== Source excerpt ==
<<<<

In the adjustment of the programmes regard is had to three specific purposes, namely, the moral, the intellectual, and the physical development of the pupils. The distinction has been recently emphasized by separating morals from civics, and classifying the latter with geography and history—that is, among the intellectual branches. The daily programmes of the schools are developed by the departmental councils with a view to uniformity so far as is possible in all the schools of a department. In the case of Paris and other large cities, it is now customary for the departmental authorities to determine simply the proportion of time to be assigned to each subject, leaving the arrangement of the daily programme to the directors of the individual schools. In the provinces this freedom would be simply embarrassing, but the time-table arranged by the council of any department is subject to modifications in individual schools with the approval of the primary inspector, who is familiar with all the schools of his district.

It will be seen by a careful examination of the time-tables given below that the study of the native literature and language in the threefold form of reading, grammar, and language lessons occupies a larger proportion of the time than any other branch. The importance of making language and literature the center of the programme was emphasized by the school council of Paris in 1889 when the revision of the programmes was under discussion. The council decided at that time that special branches absorbed too much attention, and that it was therefore desirable to increase the time assigned to general subjects—in particular to instruction in the native language. The influence of the Paris council naturally carries great weight in respect to all such matters.

In order to comprehend the full scope of the French primary school, it is necessary to consider the actual extent to which the principal studies are carried. This is indicated by the programmes and time-tables here presented, namely: (1) The official programme for the higher section of the primary schools; (2) the time-table for the Paris schools; (3) the time-table of a small village school.

OFFICIAL PROGRAMME OF THE HIGHER SECTION OF THE PRIMARY SCHOOLS.

Reading and French language.-Expressive reading; review of French grammar and syntax; elements of etymology; practical exercises in language, oral and original, memorized and written; grammatical and logical analysis of sentences.

Arithmetic.-Percentage with its applications to problems in interest, discount, and partial payments, ratio and proportion, metric system.

>>>>

== Material ==
<<<<

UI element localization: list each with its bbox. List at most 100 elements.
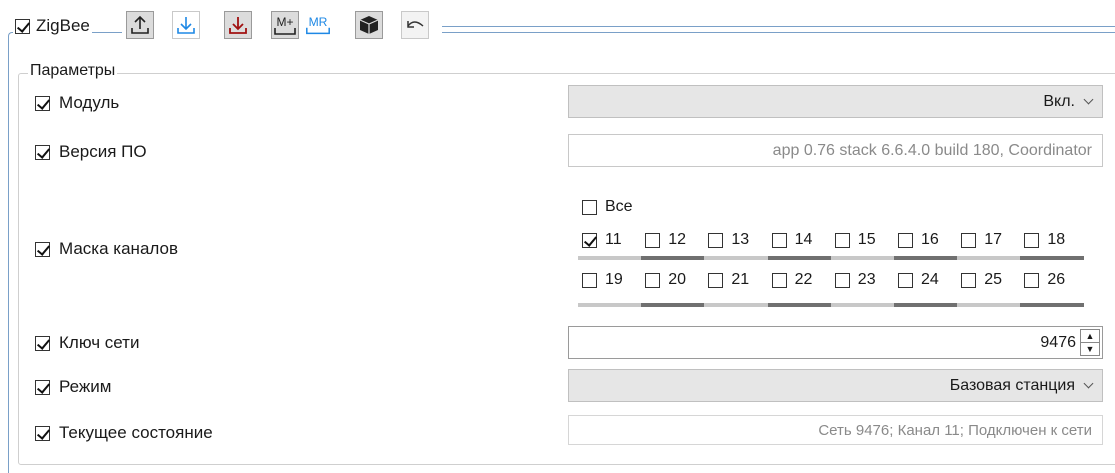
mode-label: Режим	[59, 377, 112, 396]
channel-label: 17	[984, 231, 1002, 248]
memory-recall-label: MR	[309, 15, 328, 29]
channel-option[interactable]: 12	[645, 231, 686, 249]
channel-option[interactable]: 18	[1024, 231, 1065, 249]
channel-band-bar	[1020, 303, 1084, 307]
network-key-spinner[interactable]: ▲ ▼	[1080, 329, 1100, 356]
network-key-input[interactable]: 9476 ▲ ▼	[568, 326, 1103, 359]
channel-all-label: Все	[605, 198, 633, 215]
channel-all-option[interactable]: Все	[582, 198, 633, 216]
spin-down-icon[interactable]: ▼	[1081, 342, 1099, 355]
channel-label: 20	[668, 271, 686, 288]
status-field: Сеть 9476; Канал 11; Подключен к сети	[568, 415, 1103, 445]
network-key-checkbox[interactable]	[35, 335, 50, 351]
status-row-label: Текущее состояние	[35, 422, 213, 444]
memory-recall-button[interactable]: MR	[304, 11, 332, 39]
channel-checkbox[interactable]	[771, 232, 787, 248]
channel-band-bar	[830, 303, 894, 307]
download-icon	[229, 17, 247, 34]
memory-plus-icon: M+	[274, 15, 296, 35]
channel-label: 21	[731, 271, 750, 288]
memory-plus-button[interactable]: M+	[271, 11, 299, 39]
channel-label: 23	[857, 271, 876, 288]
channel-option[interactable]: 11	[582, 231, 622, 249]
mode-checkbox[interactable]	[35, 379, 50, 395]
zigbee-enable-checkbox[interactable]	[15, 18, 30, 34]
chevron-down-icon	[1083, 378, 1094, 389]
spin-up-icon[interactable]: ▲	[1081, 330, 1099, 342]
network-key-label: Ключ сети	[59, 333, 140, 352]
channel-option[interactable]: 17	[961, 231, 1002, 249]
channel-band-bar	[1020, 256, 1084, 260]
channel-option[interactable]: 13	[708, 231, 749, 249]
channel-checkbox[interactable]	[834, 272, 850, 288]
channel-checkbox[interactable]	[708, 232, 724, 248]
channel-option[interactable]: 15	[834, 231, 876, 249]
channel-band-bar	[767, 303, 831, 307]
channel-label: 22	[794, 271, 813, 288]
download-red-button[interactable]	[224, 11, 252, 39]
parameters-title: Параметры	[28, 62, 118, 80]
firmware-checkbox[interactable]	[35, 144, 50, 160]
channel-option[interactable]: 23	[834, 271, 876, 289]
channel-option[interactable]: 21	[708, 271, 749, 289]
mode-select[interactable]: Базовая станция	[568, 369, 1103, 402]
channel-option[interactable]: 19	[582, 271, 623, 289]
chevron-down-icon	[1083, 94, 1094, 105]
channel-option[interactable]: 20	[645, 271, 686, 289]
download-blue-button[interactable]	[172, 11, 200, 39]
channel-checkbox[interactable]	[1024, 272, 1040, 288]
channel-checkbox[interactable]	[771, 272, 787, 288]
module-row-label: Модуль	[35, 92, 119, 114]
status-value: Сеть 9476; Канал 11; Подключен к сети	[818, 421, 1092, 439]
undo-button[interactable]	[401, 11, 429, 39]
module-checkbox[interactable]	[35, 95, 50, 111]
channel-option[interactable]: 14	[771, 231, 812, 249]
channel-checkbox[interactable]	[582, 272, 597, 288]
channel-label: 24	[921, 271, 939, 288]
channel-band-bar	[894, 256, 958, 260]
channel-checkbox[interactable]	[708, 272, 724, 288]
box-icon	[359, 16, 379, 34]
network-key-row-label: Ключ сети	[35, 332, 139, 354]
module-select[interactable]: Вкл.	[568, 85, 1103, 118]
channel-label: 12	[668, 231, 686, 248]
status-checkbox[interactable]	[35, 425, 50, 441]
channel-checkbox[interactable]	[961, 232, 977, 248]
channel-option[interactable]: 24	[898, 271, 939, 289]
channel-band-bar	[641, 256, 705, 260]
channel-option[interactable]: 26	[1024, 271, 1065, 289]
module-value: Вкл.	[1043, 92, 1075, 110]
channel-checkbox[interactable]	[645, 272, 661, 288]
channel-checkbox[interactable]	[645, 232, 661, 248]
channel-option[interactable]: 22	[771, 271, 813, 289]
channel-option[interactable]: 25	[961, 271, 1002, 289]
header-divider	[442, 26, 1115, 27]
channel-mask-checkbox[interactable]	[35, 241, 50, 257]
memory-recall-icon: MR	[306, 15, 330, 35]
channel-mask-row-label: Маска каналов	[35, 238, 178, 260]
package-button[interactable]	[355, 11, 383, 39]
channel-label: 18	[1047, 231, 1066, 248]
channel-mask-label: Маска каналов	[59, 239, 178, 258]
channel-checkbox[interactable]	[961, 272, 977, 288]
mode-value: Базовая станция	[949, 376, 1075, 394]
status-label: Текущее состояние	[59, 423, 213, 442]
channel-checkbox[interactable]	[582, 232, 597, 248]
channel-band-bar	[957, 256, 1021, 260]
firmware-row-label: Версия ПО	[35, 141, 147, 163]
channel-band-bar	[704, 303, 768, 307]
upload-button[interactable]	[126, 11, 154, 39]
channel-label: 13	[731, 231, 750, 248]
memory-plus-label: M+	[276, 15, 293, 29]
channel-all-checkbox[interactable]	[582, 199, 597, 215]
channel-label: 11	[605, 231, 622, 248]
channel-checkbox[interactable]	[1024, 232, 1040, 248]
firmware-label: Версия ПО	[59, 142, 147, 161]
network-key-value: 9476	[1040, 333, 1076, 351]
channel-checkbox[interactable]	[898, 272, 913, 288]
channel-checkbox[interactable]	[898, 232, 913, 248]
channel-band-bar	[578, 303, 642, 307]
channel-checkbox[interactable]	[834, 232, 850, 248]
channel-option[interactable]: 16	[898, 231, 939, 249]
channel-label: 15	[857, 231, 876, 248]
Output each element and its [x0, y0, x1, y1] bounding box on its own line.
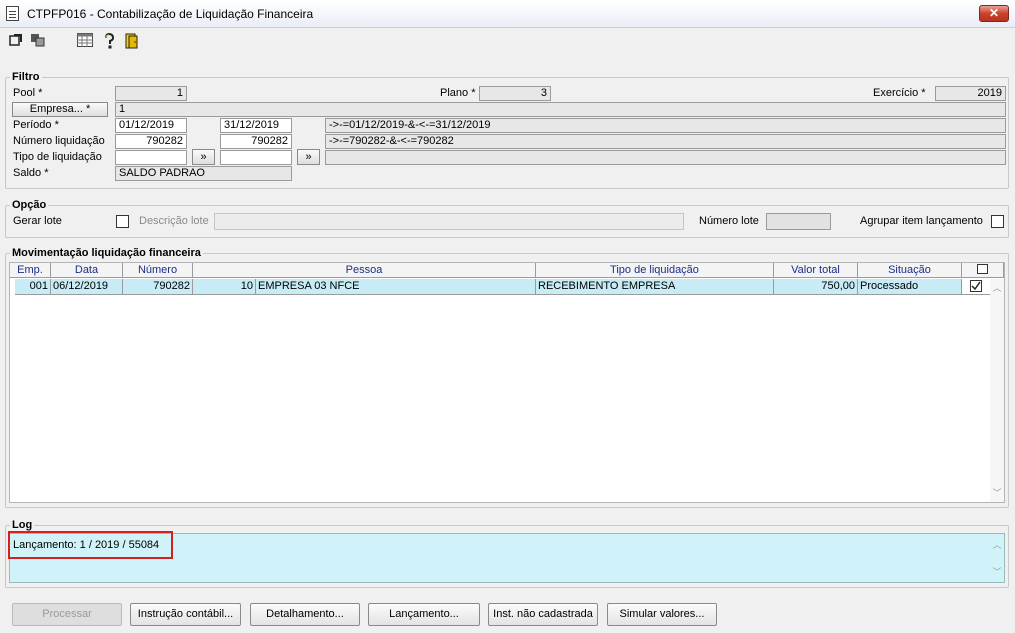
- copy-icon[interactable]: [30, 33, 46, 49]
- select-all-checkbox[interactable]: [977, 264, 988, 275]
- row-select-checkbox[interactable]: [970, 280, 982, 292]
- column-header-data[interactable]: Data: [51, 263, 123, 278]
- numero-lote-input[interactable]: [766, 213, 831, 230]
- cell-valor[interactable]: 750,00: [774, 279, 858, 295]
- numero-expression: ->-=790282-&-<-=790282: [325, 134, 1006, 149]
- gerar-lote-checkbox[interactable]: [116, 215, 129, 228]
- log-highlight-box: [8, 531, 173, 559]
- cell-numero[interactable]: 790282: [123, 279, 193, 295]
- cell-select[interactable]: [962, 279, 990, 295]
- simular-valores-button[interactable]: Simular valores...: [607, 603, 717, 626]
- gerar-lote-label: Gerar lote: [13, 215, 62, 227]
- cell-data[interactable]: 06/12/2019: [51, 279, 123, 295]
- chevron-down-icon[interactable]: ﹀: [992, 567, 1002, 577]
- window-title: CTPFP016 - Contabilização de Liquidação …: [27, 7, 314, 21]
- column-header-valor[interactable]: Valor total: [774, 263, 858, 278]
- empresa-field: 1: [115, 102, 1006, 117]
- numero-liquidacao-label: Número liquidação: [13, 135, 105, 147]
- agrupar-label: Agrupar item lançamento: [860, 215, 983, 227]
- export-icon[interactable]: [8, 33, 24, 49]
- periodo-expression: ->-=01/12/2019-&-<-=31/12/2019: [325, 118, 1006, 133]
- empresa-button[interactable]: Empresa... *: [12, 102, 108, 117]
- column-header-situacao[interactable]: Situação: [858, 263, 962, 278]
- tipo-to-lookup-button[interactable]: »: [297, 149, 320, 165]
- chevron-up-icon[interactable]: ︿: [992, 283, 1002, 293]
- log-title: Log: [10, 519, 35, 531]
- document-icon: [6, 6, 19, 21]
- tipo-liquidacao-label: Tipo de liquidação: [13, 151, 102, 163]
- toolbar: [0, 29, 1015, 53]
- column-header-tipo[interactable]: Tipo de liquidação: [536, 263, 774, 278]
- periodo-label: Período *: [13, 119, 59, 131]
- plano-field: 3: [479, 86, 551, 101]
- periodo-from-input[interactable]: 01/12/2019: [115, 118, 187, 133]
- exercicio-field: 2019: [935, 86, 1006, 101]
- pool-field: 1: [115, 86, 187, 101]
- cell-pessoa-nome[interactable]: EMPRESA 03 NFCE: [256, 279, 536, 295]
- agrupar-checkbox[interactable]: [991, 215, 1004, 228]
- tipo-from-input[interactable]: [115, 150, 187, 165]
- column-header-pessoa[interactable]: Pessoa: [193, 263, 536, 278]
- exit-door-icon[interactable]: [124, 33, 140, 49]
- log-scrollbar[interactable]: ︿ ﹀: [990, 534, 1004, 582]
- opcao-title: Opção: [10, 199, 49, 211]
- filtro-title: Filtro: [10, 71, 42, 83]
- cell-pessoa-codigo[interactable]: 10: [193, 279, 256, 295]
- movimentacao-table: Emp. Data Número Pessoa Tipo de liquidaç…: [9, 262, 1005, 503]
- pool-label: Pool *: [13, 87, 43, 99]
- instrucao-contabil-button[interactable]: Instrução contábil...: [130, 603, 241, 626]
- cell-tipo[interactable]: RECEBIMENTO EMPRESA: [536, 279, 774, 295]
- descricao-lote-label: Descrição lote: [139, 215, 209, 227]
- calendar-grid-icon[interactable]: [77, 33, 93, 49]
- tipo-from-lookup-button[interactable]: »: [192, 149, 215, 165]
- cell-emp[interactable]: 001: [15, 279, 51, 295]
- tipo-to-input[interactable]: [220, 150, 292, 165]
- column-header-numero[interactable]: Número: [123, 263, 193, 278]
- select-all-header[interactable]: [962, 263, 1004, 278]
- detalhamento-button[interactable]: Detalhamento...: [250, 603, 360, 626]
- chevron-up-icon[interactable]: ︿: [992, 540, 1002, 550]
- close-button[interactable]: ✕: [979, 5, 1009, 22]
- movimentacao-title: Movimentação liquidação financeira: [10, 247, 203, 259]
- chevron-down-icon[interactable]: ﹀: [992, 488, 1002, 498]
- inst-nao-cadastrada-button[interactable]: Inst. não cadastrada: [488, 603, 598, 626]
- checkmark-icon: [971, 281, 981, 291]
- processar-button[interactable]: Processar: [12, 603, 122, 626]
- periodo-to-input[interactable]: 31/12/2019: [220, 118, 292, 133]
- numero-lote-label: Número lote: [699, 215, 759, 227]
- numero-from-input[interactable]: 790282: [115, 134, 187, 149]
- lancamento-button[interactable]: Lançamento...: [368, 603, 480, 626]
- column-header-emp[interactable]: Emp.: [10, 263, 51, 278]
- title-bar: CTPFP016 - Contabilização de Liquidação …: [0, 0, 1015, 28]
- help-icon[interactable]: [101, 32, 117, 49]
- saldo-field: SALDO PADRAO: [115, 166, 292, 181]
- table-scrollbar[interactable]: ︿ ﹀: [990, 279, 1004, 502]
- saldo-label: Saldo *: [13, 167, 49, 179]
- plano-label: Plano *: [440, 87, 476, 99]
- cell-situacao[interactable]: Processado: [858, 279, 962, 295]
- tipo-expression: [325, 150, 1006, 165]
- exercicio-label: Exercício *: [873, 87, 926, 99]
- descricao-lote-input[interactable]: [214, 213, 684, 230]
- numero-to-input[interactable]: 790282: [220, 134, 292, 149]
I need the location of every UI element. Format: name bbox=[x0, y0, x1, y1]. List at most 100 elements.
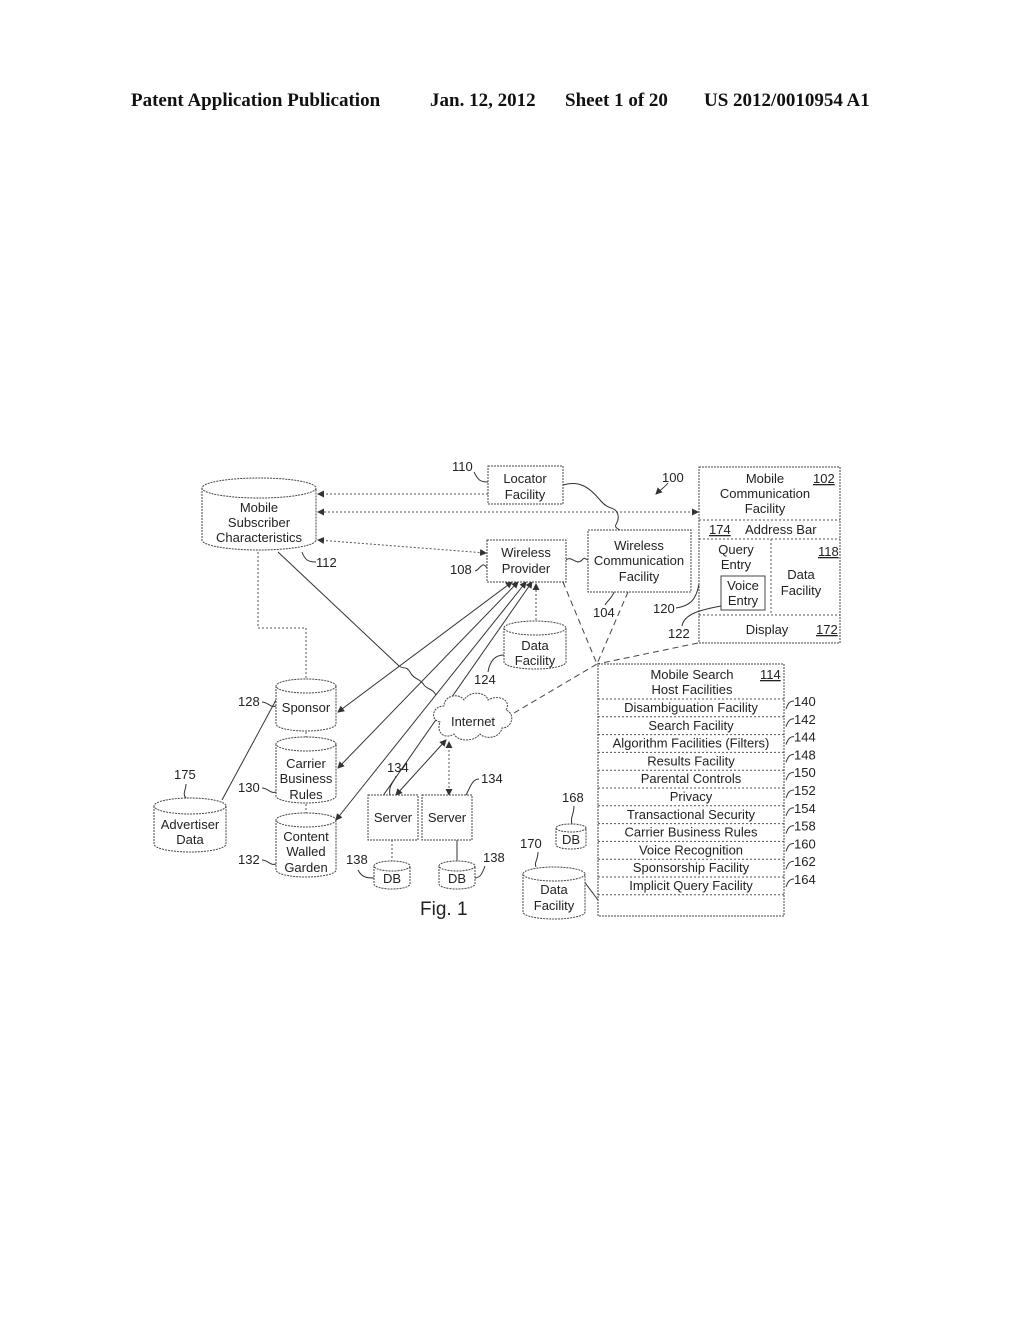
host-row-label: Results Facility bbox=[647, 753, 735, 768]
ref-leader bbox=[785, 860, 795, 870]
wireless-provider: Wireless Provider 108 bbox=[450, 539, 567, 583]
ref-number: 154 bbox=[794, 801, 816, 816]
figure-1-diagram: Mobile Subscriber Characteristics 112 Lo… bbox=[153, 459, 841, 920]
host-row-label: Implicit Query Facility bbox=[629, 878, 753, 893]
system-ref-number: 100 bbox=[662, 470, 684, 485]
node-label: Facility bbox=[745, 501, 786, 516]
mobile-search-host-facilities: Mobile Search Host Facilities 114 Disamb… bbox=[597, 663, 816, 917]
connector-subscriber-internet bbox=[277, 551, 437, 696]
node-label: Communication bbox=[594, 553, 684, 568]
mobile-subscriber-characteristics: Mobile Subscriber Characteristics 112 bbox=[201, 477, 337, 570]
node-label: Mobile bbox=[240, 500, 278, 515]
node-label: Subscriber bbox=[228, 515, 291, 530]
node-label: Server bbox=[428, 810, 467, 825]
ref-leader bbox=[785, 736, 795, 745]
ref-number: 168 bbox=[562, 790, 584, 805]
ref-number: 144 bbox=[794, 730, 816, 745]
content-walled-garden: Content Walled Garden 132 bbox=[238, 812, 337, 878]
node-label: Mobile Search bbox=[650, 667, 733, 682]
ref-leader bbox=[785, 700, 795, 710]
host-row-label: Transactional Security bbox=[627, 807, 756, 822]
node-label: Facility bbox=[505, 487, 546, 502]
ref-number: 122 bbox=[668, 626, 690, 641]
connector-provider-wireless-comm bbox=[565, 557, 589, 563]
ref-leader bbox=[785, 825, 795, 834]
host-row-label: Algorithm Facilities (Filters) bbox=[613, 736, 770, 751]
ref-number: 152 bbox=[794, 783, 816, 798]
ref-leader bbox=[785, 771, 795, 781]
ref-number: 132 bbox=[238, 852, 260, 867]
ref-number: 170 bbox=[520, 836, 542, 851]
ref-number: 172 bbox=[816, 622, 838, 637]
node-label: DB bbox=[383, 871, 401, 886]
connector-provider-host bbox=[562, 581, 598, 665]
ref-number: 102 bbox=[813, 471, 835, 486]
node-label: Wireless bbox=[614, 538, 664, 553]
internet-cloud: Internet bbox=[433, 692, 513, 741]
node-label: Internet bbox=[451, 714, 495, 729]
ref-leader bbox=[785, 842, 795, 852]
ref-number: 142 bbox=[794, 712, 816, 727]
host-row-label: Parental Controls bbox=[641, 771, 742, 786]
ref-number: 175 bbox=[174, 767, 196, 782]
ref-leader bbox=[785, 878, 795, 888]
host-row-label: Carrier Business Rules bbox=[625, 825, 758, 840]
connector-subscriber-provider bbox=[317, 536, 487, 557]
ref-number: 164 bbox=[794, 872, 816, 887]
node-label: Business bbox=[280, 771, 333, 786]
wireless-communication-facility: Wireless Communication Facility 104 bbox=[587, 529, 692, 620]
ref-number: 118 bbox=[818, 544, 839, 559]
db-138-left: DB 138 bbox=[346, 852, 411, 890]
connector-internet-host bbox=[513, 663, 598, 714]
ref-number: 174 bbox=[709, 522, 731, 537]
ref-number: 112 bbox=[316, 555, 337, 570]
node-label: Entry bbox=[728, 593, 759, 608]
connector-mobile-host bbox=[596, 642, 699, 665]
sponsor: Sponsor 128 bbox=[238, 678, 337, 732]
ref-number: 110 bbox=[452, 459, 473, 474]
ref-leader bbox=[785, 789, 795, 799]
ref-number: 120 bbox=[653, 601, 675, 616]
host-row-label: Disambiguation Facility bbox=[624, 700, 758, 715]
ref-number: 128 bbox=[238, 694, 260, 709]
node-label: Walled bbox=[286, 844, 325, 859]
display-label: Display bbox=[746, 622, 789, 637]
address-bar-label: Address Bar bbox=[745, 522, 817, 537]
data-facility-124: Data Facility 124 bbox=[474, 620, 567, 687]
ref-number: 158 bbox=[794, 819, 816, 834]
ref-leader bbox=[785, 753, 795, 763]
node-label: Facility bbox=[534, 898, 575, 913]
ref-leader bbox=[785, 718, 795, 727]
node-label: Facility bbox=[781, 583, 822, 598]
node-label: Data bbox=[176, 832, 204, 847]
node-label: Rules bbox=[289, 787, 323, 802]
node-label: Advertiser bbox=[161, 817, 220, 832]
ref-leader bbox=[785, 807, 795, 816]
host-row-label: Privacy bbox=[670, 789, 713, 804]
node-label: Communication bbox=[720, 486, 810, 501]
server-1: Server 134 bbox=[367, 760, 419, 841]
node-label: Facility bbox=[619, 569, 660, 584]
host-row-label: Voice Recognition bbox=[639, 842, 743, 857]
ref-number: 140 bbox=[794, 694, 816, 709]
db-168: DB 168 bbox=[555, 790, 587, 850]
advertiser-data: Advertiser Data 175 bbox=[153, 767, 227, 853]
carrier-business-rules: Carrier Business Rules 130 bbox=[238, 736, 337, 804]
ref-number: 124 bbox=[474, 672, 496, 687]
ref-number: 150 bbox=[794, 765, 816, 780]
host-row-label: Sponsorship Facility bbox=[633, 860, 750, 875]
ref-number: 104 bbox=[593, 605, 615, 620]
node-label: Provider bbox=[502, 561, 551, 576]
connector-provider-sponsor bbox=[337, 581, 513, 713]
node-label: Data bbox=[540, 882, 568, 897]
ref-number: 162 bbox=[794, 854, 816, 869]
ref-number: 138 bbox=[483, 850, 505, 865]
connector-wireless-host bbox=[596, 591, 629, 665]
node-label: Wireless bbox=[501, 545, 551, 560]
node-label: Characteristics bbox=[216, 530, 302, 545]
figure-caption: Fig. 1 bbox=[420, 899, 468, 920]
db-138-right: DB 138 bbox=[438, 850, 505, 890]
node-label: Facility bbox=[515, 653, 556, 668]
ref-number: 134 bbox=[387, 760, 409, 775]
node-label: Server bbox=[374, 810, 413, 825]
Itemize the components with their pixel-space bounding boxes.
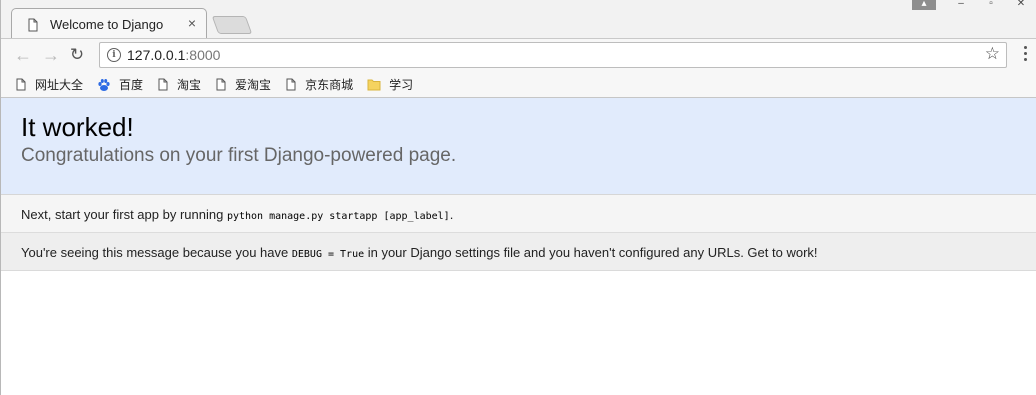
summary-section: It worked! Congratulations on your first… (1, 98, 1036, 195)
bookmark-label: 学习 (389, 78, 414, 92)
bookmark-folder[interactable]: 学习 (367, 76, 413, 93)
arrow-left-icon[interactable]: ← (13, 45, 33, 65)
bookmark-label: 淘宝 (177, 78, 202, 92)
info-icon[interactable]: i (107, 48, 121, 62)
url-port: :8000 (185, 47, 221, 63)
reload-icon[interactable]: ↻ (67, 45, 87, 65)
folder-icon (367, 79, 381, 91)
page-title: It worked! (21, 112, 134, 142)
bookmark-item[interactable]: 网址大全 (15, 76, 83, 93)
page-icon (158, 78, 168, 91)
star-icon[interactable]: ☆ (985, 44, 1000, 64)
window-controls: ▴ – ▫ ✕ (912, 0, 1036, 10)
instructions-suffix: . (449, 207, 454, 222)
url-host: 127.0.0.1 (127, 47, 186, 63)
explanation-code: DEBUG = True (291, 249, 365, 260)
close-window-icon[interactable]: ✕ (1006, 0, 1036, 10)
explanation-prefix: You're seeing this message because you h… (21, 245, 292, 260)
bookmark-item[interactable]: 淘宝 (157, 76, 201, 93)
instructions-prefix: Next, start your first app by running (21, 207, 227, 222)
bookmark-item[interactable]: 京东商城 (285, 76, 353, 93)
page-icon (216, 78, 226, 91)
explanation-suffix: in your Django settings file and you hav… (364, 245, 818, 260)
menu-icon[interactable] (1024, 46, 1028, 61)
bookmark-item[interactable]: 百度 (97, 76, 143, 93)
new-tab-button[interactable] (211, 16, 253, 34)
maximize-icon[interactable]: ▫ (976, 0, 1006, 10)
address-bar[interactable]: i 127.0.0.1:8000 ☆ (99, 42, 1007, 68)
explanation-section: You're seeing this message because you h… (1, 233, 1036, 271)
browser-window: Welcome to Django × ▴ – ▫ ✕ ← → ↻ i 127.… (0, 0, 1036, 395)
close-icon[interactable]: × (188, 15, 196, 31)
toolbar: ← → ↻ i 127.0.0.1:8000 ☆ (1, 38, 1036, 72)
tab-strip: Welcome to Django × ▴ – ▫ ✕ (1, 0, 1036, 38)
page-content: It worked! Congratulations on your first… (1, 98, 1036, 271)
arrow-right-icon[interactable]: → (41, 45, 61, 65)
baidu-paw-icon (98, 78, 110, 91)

>>>>

== Prompt 1 ==
Reproduce the stretch of the French primary school excerpt from "Reading and French" through "analysis of sentences.".
== Prompt 2 ==
In the excerpt on French primary schools, which body stressed in 1889 that language and literature should be the center of the programme?
== Prompt 3 ==
Pick up the excerpt on French primary school programmes where it stops, and carry it forward.
The records come from a separate source unrelated to the excerpt.

== Task answer 1 ==
Reading and French language.-Expressive reading; review of French grammar and syntax; elements of etymology; practical exercises in language, oral and original, memorized and written; grammatical and logical analysis of sentences.

== Task answer 2 ==
The school council of Paris.

== Task answer 3 ==
Geometry.- Elements of plane geometry and the measurements of solids (for boys, applications to simple problems in surveying, use of the surveyor's level).

History.-Review of French history; extended study of the modern period; brief compendium of general history.

Geography.-Extended study of the geography of France, physical and political geography of Europe; summary of general geography; French colonies.

Civics.-Political, administrative, and judicial organization of France. Science.-Elements of natural science; elements of physics and chemistry. Manual training.—Boys: Construction from drawings (side elevation); work in wood-planing, turning; work in iron-filing, trimming, and finishing objects just from the forge or the furnace. Girls: Sewing, repairing garments, cutting out, knitting, crocheting, and netting; use of the sewing machine.

Drawing.-Geometrical drawing and perspective; free-hand drawing from flat copy or relief; elementary notions of the orders of architecture; geometric designs; mixing colors and application of colors.

Singing.-Continuation of previous course; exercises in intonation and in the scales; duet and concert singing.

The full programme of morals for the three divisions of the school is given below. The programme of physical exercises is here omitted, as the details convey little more than is covered by the general term. It is obvious also that no programme can convey a clear idea of the language instruction, which is extremely thorough, and in the opinion of all impartial critics eminently effective, whether judged by the written and oral speech of the pupils or by their expressive rendering of classical selections. As regards the sciences it should be added that oral lessons with practical illustrations are the chief methods of instruction, although text-books are used, especially in the higher division.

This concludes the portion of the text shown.